What is expected: Take every line from the listing below that contains "panels".

Provided material:
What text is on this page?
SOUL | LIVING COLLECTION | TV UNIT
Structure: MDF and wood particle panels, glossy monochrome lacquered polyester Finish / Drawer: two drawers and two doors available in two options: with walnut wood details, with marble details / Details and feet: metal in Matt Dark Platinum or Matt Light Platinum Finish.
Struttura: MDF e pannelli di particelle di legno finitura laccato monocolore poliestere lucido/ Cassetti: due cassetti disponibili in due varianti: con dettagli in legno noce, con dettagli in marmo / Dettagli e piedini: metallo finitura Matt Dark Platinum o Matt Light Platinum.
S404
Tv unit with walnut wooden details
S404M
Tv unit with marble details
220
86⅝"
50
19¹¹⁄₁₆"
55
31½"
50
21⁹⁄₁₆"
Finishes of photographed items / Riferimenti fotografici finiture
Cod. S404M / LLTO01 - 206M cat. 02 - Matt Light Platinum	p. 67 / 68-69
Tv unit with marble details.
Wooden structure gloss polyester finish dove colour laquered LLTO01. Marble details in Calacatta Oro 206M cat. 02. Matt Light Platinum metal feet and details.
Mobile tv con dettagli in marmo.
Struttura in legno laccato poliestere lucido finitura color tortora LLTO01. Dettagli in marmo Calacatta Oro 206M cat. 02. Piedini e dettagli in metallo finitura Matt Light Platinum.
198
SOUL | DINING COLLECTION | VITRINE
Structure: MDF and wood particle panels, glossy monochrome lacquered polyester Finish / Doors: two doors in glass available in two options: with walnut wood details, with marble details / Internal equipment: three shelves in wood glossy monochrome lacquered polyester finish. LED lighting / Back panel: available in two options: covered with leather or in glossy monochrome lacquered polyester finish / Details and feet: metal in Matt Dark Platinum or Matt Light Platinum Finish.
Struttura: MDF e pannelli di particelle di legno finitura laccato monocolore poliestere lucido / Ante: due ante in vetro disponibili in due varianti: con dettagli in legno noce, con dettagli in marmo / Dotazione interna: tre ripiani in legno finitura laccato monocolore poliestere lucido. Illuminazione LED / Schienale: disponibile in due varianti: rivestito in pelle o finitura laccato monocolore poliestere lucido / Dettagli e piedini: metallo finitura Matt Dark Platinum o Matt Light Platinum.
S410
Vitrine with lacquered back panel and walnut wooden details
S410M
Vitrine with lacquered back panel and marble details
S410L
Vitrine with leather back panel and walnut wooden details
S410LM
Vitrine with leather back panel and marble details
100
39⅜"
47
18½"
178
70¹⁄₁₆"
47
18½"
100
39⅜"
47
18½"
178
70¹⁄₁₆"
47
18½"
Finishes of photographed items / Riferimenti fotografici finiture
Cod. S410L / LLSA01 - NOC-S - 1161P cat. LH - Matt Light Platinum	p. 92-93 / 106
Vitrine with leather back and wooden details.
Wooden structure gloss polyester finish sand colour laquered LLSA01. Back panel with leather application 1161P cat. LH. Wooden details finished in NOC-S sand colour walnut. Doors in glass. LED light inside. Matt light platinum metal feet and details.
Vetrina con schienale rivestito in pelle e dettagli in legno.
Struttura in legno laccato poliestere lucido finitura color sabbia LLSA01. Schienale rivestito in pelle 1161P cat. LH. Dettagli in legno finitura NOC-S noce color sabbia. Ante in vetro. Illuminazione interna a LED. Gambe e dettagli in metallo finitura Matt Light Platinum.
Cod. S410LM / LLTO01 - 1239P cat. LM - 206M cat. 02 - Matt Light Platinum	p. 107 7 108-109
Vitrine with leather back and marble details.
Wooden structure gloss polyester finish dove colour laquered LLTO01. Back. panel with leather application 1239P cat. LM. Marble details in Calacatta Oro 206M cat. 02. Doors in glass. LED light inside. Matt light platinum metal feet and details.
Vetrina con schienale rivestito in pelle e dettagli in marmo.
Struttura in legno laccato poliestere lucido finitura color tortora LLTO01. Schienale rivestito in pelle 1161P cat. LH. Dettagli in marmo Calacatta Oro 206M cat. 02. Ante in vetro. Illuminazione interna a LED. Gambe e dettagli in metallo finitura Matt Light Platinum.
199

Response:
Structure: MDF and wood particle panels, glossy monochrome lacquered polyester Finish / Drawer: two drawers and two doors available in two options: with walnut wood details, with marble details / Details and feet: metal in Matt Dark Platinum or Matt Light Platinum Finish.
Structure: MDF and wood particle panels, glossy monochrome lacquered polyester Finish / Doors: two doors in glass available in two options: with walnut wood details, with marble details / Internal equipment: three shelves in wood glossy monochrome lacquered polyester finish. LED lighting / Back panel: available in two options: covered with leather or in glossy monochrome lacquered polyester finish / Details and feet: metal in Matt Dark Platinum or Matt Light Platinum Finish.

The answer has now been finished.